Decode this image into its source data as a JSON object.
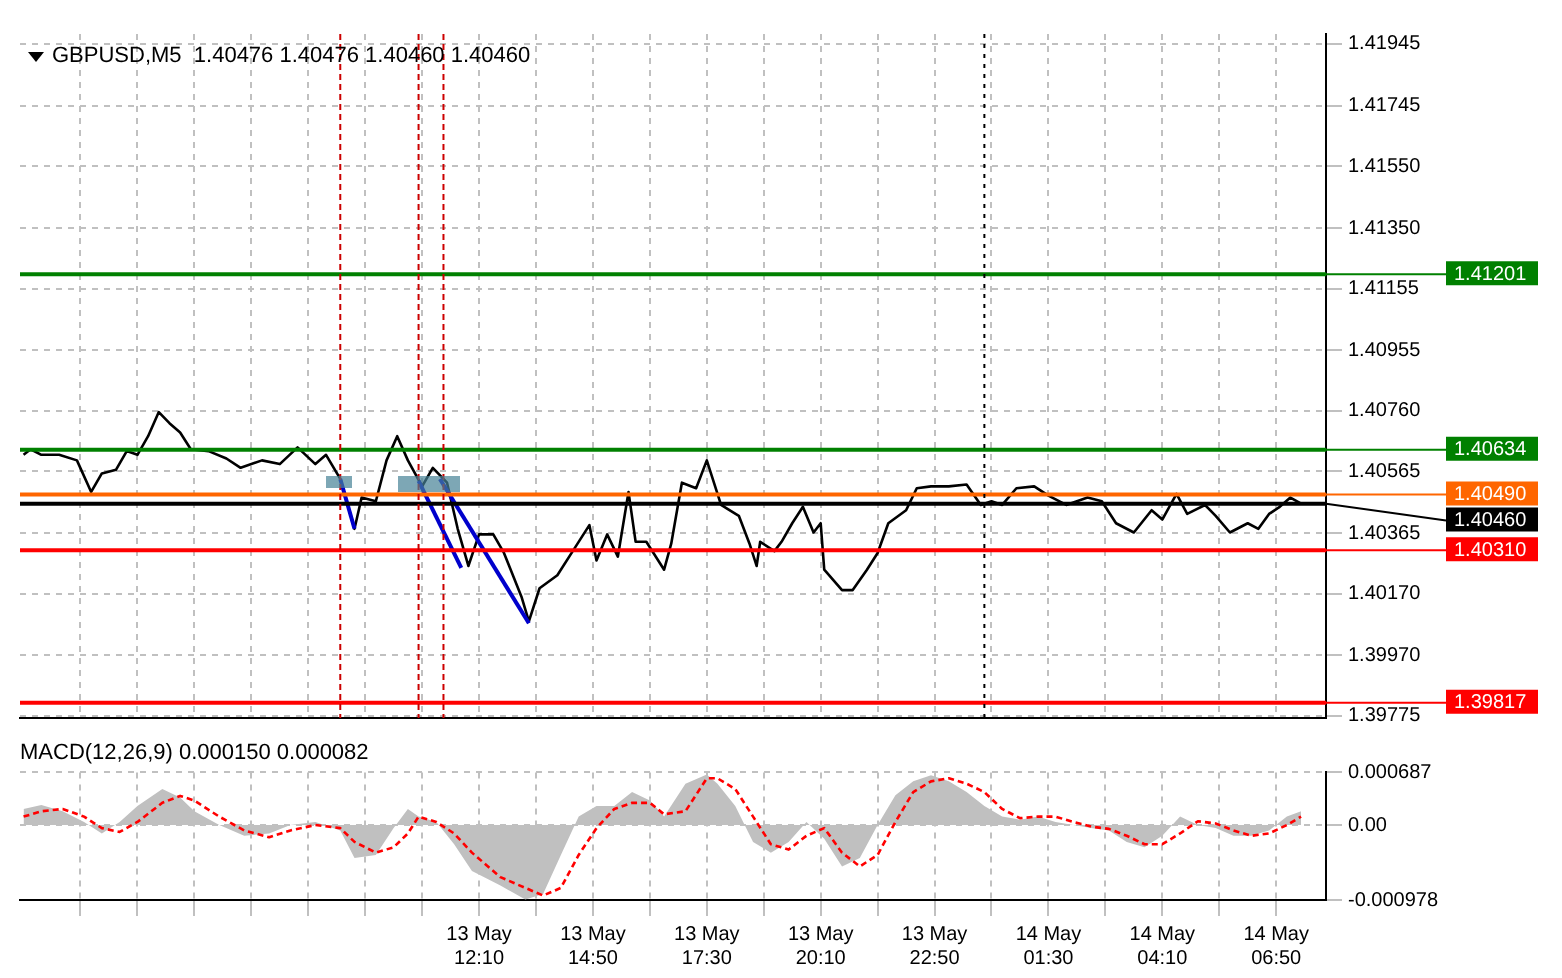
{
  "chart_data": [
    {
      "type": "line",
      "title": "GBPUSD,M5  1.40476 1.40476 1.40460 1.40460",
      "marker": "none",
      "grid": true,
      "tick_labels": "y",
      "xlim": [
        "--05-13T01:25",
        "--05-14T08:00"
      ],
      "xticks": [
        {
          "value": "--05-13T02:50",
          "label": null
        },
        {
          "value": "--05-13T04:10",
          "label": null
        },
        {
          "value": "--05-13T05:30",
          "label": null
        },
        {
          "value": "--05-13T06:50",
          "label": null
        },
        {
          "value": "--05-13T08:10",
          "label": null
        },
        {
          "value": "--05-13T09:30",
          "label": null
        },
        {
          "value": "--05-13T10:50",
          "label": null
        },
        {
          "value": "--05-13T12:10",
          "label": null
        },
        {
          "value": "--05-13T13:30",
          "label": null
        },
        {
          "value": "--05-13T14:50",
          "label": null
        },
        {
          "value": "--05-13T16:10",
          "label": null
        },
        {
          "value": "--05-13T17:30",
          "label": null
        },
        {
          "value": "--05-13T18:50",
          "label": null
        },
        {
          "value": "--05-13T20:10",
          "label": null
        },
        {
          "value": "--05-13T21:30",
          "label": null
        },
        {
          "value": "--05-13T22:50",
          "label": null
        },
        {
          "value": "--05-14T00:10",
          "label": null
        },
        {
          "value": "--05-14T01:30",
          "label": null
        },
        {
          "value": "--05-14T02:50",
          "label": null
        },
        {
          "value": "--05-14T04:10",
          "label": null
        },
        {
          "value": "--05-14T05:30",
          "label": null
        },
        {
          "value": "--05-14T06:50",
          "label": null
        }
      ],
      "ylim": [
        1.39768,
        1.41977
      ],
      "yticks": [
        1.41945,
        1.41745,
        {
          "value": 1.4155,
          "label": "1.41550"
        },
        {
          "value": 1.4135,
          "label": "1.41350"
        },
        1.41155,
        1.40955,
        {
          "value": 1.4076,
          "label": "1.40760"
        },
        1.40565,
        1.40365,
        {
          "value": 1.4017,
          "label": "1.40170"
        },
        {
          "value": 1.3997,
          "label": "1.39970"
        },
        1.39775
      ],
      "series": [
        {
          "color": "#000000",
          "x": [
            "--05-13T01:30",
            "--05-13T01:40",
            "--05-13T01:55",
            "--05-13T02:20",
            "--05-13T02:45",
            "--05-13T03:05",
            "--05-13T03:20",
            "--05-13T03:40",
            "--05-13T03:55",
            "--05-13T04:10",
            "--05-13T04:25",
            "--05-13T04:40",
            "--05-13T04:55",
            "--05-13T05:10",
            "--05-13T05:25",
            "--05-13T05:50",
            "--05-13T06:15",
            "--05-13T06:35",
            "--05-13T07:05",
            "--05-13T07:30",
            "--05-13T07:55",
            "--05-13T08:20",
            "--05-13T08:35",
            "--05-13T08:55",
            "--05-13T09:15",
            "--05-13T09:25",
            "--05-13T09:45",
            "--05-13T10:00",
            "--05-13T10:15",
            "--05-13T10:30",
            "--05-13T10:50",
            "--05-13T11:05",
            "--05-13T11:25",
            "--05-13T11:40",
            "--05-13T11:55",
            "--05-13T12:10",
            "--05-13T12:30",
            "--05-13T12:45",
            "--05-13T13:10",
            "--05-13T13:20",
            "--05-13T13:35",
            "--05-13T14:00",
            "--05-13T14:25",
            "--05-13T14:45",
            "--05-13T14:55",
            "--05-13T15:10",
            "--05-13T15:25",
            "--05-13T15:40",
            "--05-13T15:50",
            "--05-13T16:05",
            "--05-13T16:30",
            "--05-13T16:40",
            "--05-13T16:55",
            "--05-13T17:15",
            "--05-13T17:30",
            "--05-13T17:50",
            "--05-13T18:15",
            "--05-13T18:30",
            "--05-13T18:40",
            "--05-13T18:45",
            "--05-13T19:05",
            "--05-13T19:15",
            "--05-13T19:30",
            "--05-13T19:45",
            "--05-13T20:00",
            "--05-13T20:10",
            "--05-13T20:15",
            "--05-13T20:40",
            "--05-13T20:55",
            "--05-13T21:15",
            "--05-13T21:30",
            "--05-13T21:45",
            "--05-13T22:10",
            "--05-13T22:25",
            "--05-13T22:45",
            "--05-13T23:10",
            "--05-13T23:35",
            "--05-13T23:55",
            "--05-14T00:10",
            "--05-14T00:25",
            "--05-14T00:45",
            "--05-14T01:10",
            "--05-14T01:30",
            "--05-14T01:55",
            "--05-14T02:25",
            "--05-14T02:45",
            "--05-14T03:05",
            "--05-14T03:30",
            "--05-14T03:55",
            "--05-14T04:10",
            "--05-14T04:30",
            "--05-14T04:45",
            "--05-14T05:10",
            "--05-14T05:25",
            "--05-14T05:45",
            "--05-14T06:10",
            "--05-14T06:25",
            "--05-14T06:40",
            "--05-14T06:55",
            "--05-14T07:10",
            "--05-14T07:25"
          ],
          "values": [
            1.40618,
            1.40636,
            1.40618,
            1.40618,
            1.406,
            1.40498,
            1.40558,
            1.4057,
            1.4063,
            1.40618,
            1.40678,
            1.40756,
            1.4072,
            1.4069,
            1.40636,
            1.4063,
            1.40606,
            1.40576,
            1.406,
            1.40588,
            1.40642,
            1.40588,
            1.40618,
            1.4054,
            1.40379,
            1.4048,
            1.40468,
            1.406,
            1.40678,
            1.406,
            1.40516,
            1.40576,
            1.40528,
            1.40379,
            1.40259,
            1.40361,
            1.40361,
            1.40301,
            1.40157,
            1.4008,
            1.40187,
            1.40229,
            1.40319,
            1.40391,
            1.40277,
            1.40361,
            1.40289,
            1.40498,
            1.40337,
            1.40337,
            1.40247,
            1.40331,
            1.40528,
            1.4051,
            1.406,
            1.40456,
            1.40421,
            1.40331,
            1.40259,
            1.40337,
            1.40307,
            1.40337,
            1.40397,
            1.4045,
            1.40367,
            1.40397,
            1.40247,
            1.40181,
            1.40181,
            1.40247,
            1.40301,
            1.40397,
            1.40439,
            1.4051,
            1.40516,
            1.40516,
            1.40522,
            1.40456,
            1.40468,
            1.40456,
            1.4051,
            1.40516,
            1.40486,
            1.40456,
            1.4048,
            1.40468,
            1.40397,
            1.40367,
            1.40439,
            1.40409,
            1.40492,
            1.40427,
            1.40456,
            1.40421,
            1.40367,
            1.40397,
            1.40379,
            1.40427,
            1.4045,
            1.4048,
            1.4046
          ]
        },
        {
          "color": "#0000cc",
          "x": [
            "--05-13T08:55",
            "--05-13T09:15"
          ],
          "values": [
            1.4054,
            1.40379
          ]
        },
        {
          "color": "#0000cc",
          "x": [
            "--05-13T10:45",
            "--05-13T11:45"
          ],
          "values": [
            1.40534,
            1.40253
          ]
        },
        {
          "color": "#0000cc",
          "x": [
            "--05-13T11:15",
            "--05-13T13:20"
          ],
          "values": [
            1.4054,
            1.40074
          ]
        }
      ],
      "ref_lines": [
        {
          "axis": "y",
          "value": 1.41201,
          "label": "1.41201",
          "color": "#008000",
          "line_style": "solid"
        },
        {
          "axis": "y",
          "value": 1.40634,
          "label": "1.40634",
          "color": "#008000",
          "line_style": "solid"
        },
        {
          "axis": "y",
          "value": 1.4049,
          "label": "1.40490",
          "color": "#ff6600",
          "line_style": "solid"
        },
        {
          "axis": "y",
          "value": 1.4046,
          "label": "1.40460",
          "color": "#000000",
          "line_style": "solid"
        },
        {
          "axis": "y",
          "value": 1.4031,
          "label": "1.40310",
          "color": "#ff0000",
          "line_style": "solid"
        },
        {
          "axis": "y",
          "value": 1.39817,
          "label": "1.39817",
          "color": "#ff0000",
          "line_style": "solid"
        },
        {
          "axis": "x",
          "value": "--05-13T08:55",
          "color": "#cc0000",
          "line_style": "dashed"
        },
        {
          "axis": "x",
          "value": "--05-13T10:45",
          "color": "#cc0000",
          "line_style": "dashed"
        },
        {
          "axis": "x",
          "value": "--05-13T11:20",
          "color": "#cc0000",
          "line_style": "dashed"
        },
        {
          "axis": "x",
          "value": "--05-14T00:00",
          "color": "#000000",
          "line_style": "dotted"
        }
      ]
    },
    {
      "type": "area",
      "title": "MACD(12,26,9) 0.000150 0.000082",
      "marker": "none",
      "grid": true,
      "xlim": [
        "--05-13T01:25",
        "--05-14T08:00"
      ],
      "xticks": [
        {
          "value": "--05-13T02:50",
          "label": null
        },
        {
          "value": "--05-13T04:10",
          "label": null
        },
        {
          "value": "--05-13T05:30",
          "label": null
        },
        {
          "value": "--05-13T06:50",
          "label": null
        },
        {
          "value": "--05-13T08:10",
          "label": null
        },
        {
          "value": "--05-13T09:30",
          "label": null
        },
        {
          "value": "--05-13T10:50",
          "label": null
        },
        {
          "value": "--05-13T12:10",
          "label": "13 May 12:10"
        },
        {
          "value": "--05-13T13:30",
          "label": null
        },
        {
          "value": "--05-13T14:50",
          "label": "13 May 14:50"
        },
        {
          "value": "--05-13T16:10",
          "label": null
        },
        {
          "value": "--05-13T17:30",
          "label": "13 May 17:30"
        },
        {
          "value": "--05-13T18:50",
          "label": null
        },
        {
          "value": "--05-13T20:10",
          "label": "13 May 20:10"
        },
        {
          "value": "--05-13T21:30",
          "label": null
        },
        {
          "value": "--05-13T22:50",
          "label": "13 May 22:50"
        },
        {
          "value": "--05-14T00:10",
          "label": null
        },
        {
          "value": "--05-14T01:30",
          "label": "14 May 01:30"
        },
        {
          "value": "--05-14T02:50",
          "label": null
        },
        {
          "value": "--05-14T04:10",
          "label": "14 May 04:10"
        },
        {
          "value": "--05-14T05:30",
          "label": null
        },
        {
          "value": "--05-14T06:50",
          "label": "14 May 06:50"
        }
      ],
      "ylim": [
        -0.000978,
        0.000687
      ],
      "yticks": [
        0.000687,
        {
          "value": 0,
          "label": "0.00"
        },
        -0.000978
      ],
      "x": [
        "--05-13T01:30",
        "--05-13T01:55",
        "--05-13T02:25",
        "--05-13T02:55",
        "--05-13T03:20",
        "--05-13T03:45",
        "--05-13T04:10",
        "--05-13T04:45",
        "--05-13T05:10",
        "--05-13T05:30",
        "--05-13T06:05",
        "--05-13T06:40",
        "--05-13T07:15",
        "--05-13T07:45",
        "--05-13T08:20",
        "--05-13T08:55",
        "--05-13T09:15",
        "--05-13T09:45",
        "--05-13T10:10",
        "--05-13T10:30",
        "--05-13T10:45",
        "--05-13T11:10",
        "--05-13T11:35",
        "--05-13T12:00",
        "--05-13T12:40",
        "--05-13T13:15",
        "--05-13T13:40",
        "--05-13T14:05",
        "--05-13T14:30",
        "--05-13T14:55",
        "--05-13T15:20",
        "--05-13T15:45",
        "--05-13T16:10",
        "--05-13T16:30",
        "--05-13T17:00",
        "--05-13T17:30",
        "--05-13T17:45",
        "--05-13T18:10",
        "--05-13T18:35",
        "--05-13T19:00",
        "--05-13T19:25",
        "--05-13T19:50",
        "--05-13T20:15",
        "--05-13T20:40",
        "--05-13T21:05",
        "--05-13T21:30",
        "--05-13T21:55",
        "--05-13T22:20",
        "--05-13T22:45",
        "--05-13T23:10",
        "--05-13T23:35",
        "--05-14T00:00",
        "--05-14T00:25",
        "--05-14T00:50",
        "--05-14T01:15",
        "--05-14T01:40",
        "--05-14T02:05",
        "--05-14T02:30",
        "--05-14T02:55",
        "--05-14T03:20",
        "--05-14T03:45",
        "--05-14T04:10",
        "--05-14T04:35",
        "--05-14T05:00",
        "--05-14T05:25",
        "--05-14T05:50",
        "--05-14T06:15",
        "--05-14T06:40",
        "--05-14T07:05",
        "--05-14T07:25"
      ],
      "series": [
        {
          "color": "#c0c0c0",
          "values": [
            0.00021,
            0.00026,
            0.00018,
            4e-05,
            -0.00011,
            4e-05,
            0.00025,
            0.00047,
            0.00036,
            0.00018,
            0,
            -0.00014,
            -0.00011,
            0,
            4e-05,
            -7e-05,
            -0.00043,
            -0.00039,
            -4e-05,
            0.00021,
            0.00011,
            4e-05,
            -0.00025,
            -0.0006,
            -0.00079,
            -0.00097,
            -0.0009,
            -0.00039,
            0.00011,
            0.00025,
            0.00025,
            0.00043,
            0.00032,
            0.00011,
            0.00054,
            0.00066,
            0.00054,
            0.00025,
            -0.00022,
            -0.00036,
            -0.00022,
            4e-05,
            -0.00018,
            -0.00054,
            -0.00043,
            0,
            0.00039,
            0.00057,
            0.00065,
            0.00057,
            0.00043,
            0.00025,
            0.00011,
            7e-05,
            0.00011,
            4e-05,
            0,
            -4e-05,
            -7e-05,
            -0.00022,
            -0.00029,
            -0.00014,
            0.00011,
            0,
            -4e-05,
            -0.00014,
            -0.00014,
            -7e-05,
            0.00011,
            0.00018
          ]
        },
        {
          "type": "line",
          "color": "#ff0000",
          "line_style": "dashed",
          "values": [
            0.00011,
            0.00018,
            0.00021,
            0.00011,
            -4e-05,
            -9e-05,
            4e-05,
            0.00029,
            0.00038,
            0.00032,
            0.00011,
            -7e-05,
            -0.00016,
            -7e-05,
            0,
            -4e-05,
            -0.00022,
            -0.00036,
            -0.00029,
            -0.00011,
            0.00011,
            4e-05,
            -0.00011,
            -0.00036,
            -0.00068,
            -0.00082,
            -0.00092,
            -0.00082,
            -0.00039,
            -4e-05,
            0.00021,
            0.00029,
            0.00029,
            0.00014,
            0.00018,
            0.00061,
            0.00061,
            0.00047,
            0.00011,
            -0.00025,
            -0.00032,
            -0.00014,
            -4e-05,
            -0.00036,
            -0.00054,
            -0.00039,
            4e-05,
            0.00043,
            0.00057,
            0.00061,
            0.00054,
            0.00043,
            0.00021,
            9e-05,
            0.00011,
            0.00011,
            4e-05,
            -2e-05,
            -5e-05,
            -0.00014,
            -0.00025,
            -0.00025,
            -0.00011,
            5e-05,
            2e-05,
            -7e-05,
            -0.00014,
            -0.00011,
            0,
            0.00011
          ]
        }
      ]
    }
  ]
}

-----

## Exercise task
Check every line of the records above for the string "title" and say how many contain it, giving the number alone.

## Correct response
2